What to produce |
Copy out every record below exactly as written, but leave out any pictures.
# # # # #
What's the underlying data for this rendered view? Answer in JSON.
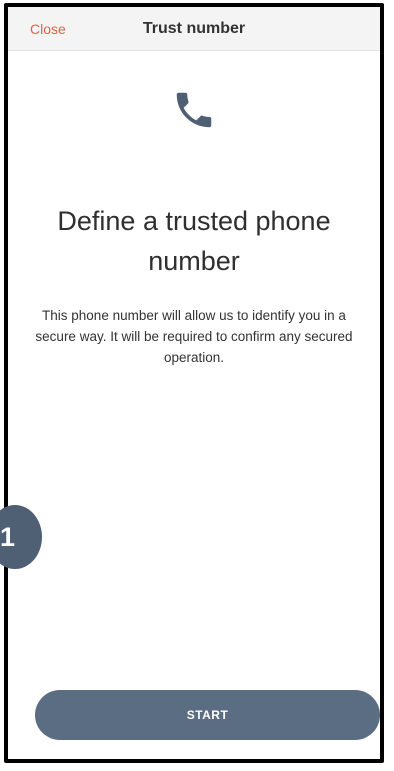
{
  "header": {
    "close_label": "Close",
    "title": "Trust number"
  },
  "icon": "phone-icon",
  "main": {
    "heading": "Define a trusted phone number",
    "description": "This phone number will allow us to identify you in a secure way. It will be required to confirm any secured operation."
  },
  "action": {
    "start_label": "START"
  },
  "annotation": {
    "step": "1"
  },
  "colors": {
    "close": "#d9654f",
    "icon": "#4f6075",
    "button": "#5b6d83",
    "badge": "#4f6075"
  }
}
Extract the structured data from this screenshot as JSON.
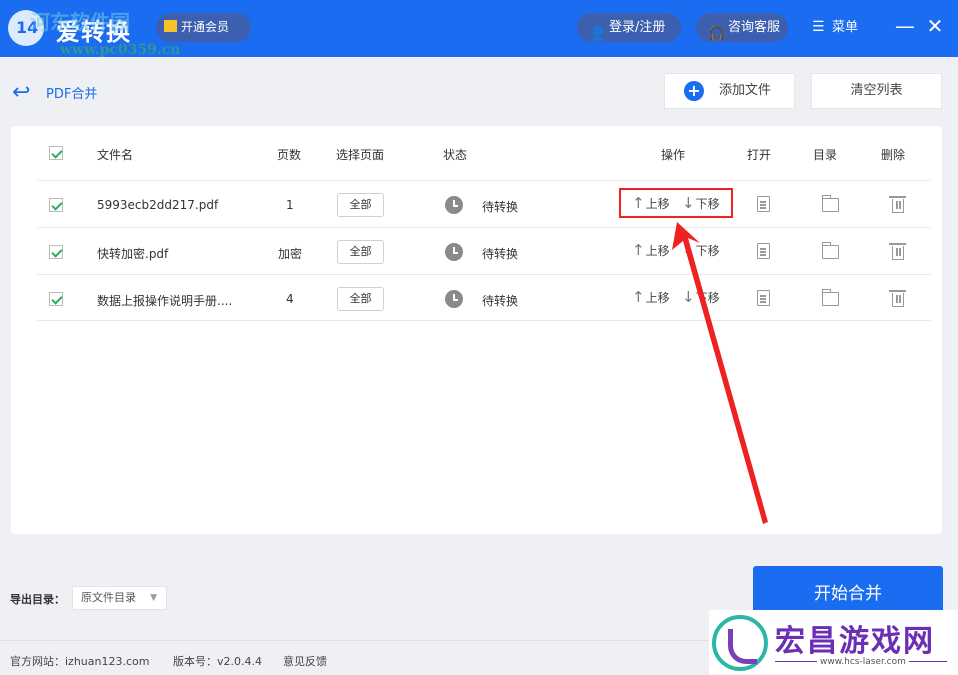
{
  "app": {
    "title": "爱转换",
    "logo_text": "14",
    "watermark_top": "河东软件园",
    "watermark_url": "www.pc0359.cn"
  },
  "header": {
    "vip_label": "开通会员",
    "login_label": "登录/注册",
    "service_label": "咨询客服",
    "menu_label": "菜单",
    "minimize_glyph": "—",
    "close_glyph": "✕"
  },
  "toolbar": {
    "breadcrumb": "PDF合并",
    "add_file_label": "添加文件",
    "clear_list_label": "清空列表"
  },
  "table": {
    "headers": {
      "filename": "文件名",
      "pages": "页数",
      "select_pages": "选择页面",
      "status": "状态",
      "actions": "操作",
      "open": "打开",
      "directory": "目录",
      "delete": "删除"
    },
    "rows": [
      {
        "checked": true,
        "filename": "5993ecb2dd217.pdf",
        "pages": "1",
        "select_label": "全部",
        "status": "待转换",
        "up_label": "上移",
        "down_label": "下移"
      },
      {
        "checked": true,
        "filename": "快转加密.pdf",
        "pages": "加密",
        "select_label": "全部",
        "status": "待转换",
        "up_label": "上移",
        "down_label": "下移"
      },
      {
        "checked": true,
        "filename": "数据上报操作说明手册....",
        "pages": "4",
        "select_label": "全部",
        "status": "待转换",
        "up_label": "上移",
        "down_label": "下移"
      }
    ]
  },
  "export": {
    "label": "导出目录：",
    "value": "原文件目录"
  },
  "start_button": "开始合并",
  "footer": {
    "website": "官方网站：izhuan123.com",
    "version": "版本号：v2.0.4.4",
    "feedback": "意见反馈"
  },
  "corner_watermark": {
    "title": "宏昌游戏网",
    "url": "www.hcs-laser.com"
  },
  "colors": {
    "brand_blue": "#1a6cf0",
    "highlight_red": "#ee2222",
    "check_green": "#2fae5a"
  }
}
# # # # #
Result below |
What's the underlying data for this rendered view? Answer in JSON.
{
  "header": {
    "close_label": "Close",
    "title": "Trust number"
  },
  "icon": "phone-icon",
  "main": {
    "heading": "Define a trusted phone number",
    "description": "This phone number will allow us to identify you in a secure way. It will be required to confirm any secured operation."
  },
  "action": {
    "start_label": "START"
  },
  "annotation": {
    "step": "1"
  },
  "colors": {
    "close": "#d9654f",
    "icon": "#4f6075",
    "button": "#5b6d83",
    "badge": "#4f6075"
  }
}
Extract the structured data from this screenshot as JSON.
{
  "app": {
    "title": "爱转换",
    "logo_text": "14",
    "watermark_top": "河东软件园",
    "watermark_url": "www.pc0359.cn"
  },
  "header": {
    "vip_label": "开通会员",
    "login_label": "登录/注册",
    "service_label": "咨询客服",
    "menu_label": "菜单",
    "minimize_glyph": "—",
    "close_glyph": "✕"
  },
  "toolbar": {
    "breadcrumb": "PDF合并",
    "add_file_label": "添加文件",
    "clear_list_label": "清空列表"
  },
  "table": {
    "headers": {
      "filename": "文件名",
      "pages": "页数",
      "select_pages": "选择页面",
      "status": "状态",
      "actions": "操作",
      "open": "打开",
      "directory": "目录",
      "delete": "删除"
    },
    "rows": [
      {
        "checked": true,
        "filename": "5993ecb2dd217.pdf",
        "pages": "1",
        "select_label": "全部",
        "status": "待转换",
        "up_label": "上移",
        "down_label": "下移"
      },
      {
        "checked": true,
        "filename": "快转加密.pdf",
        "pages": "加密",
        "select_label": "全部",
        "status": "待转换",
        "up_label": "上移",
        "down_label": "下移"
      },
      {
        "checked": true,
        "filename": "数据上报操作说明手册....",
        "pages": "4",
        "select_label": "全部",
        "status": "待转换",
        "up_label": "上移",
        "down_label": "下移"
      }
    ]
  },
  "export": {
    "label": "导出目录：",
    "value": "原文件目录"
  },
  "start_button": "开始合并",
  "footer": {
    "website": "官方网站：izhuan123.com",
    "version": "版本号：v2.0.4.4",
    "feedback": "意见反馈"
  },
  "corner_watermark": {
    "title": "宏昌游戏网",
    "url": "www.hcs-laser.com"
  },
  "colors": {
    "brand_blue": "#1a6cf0",
    "highlight_red": "#ee2222",
    "check_green": "#2fae5a"
  }
}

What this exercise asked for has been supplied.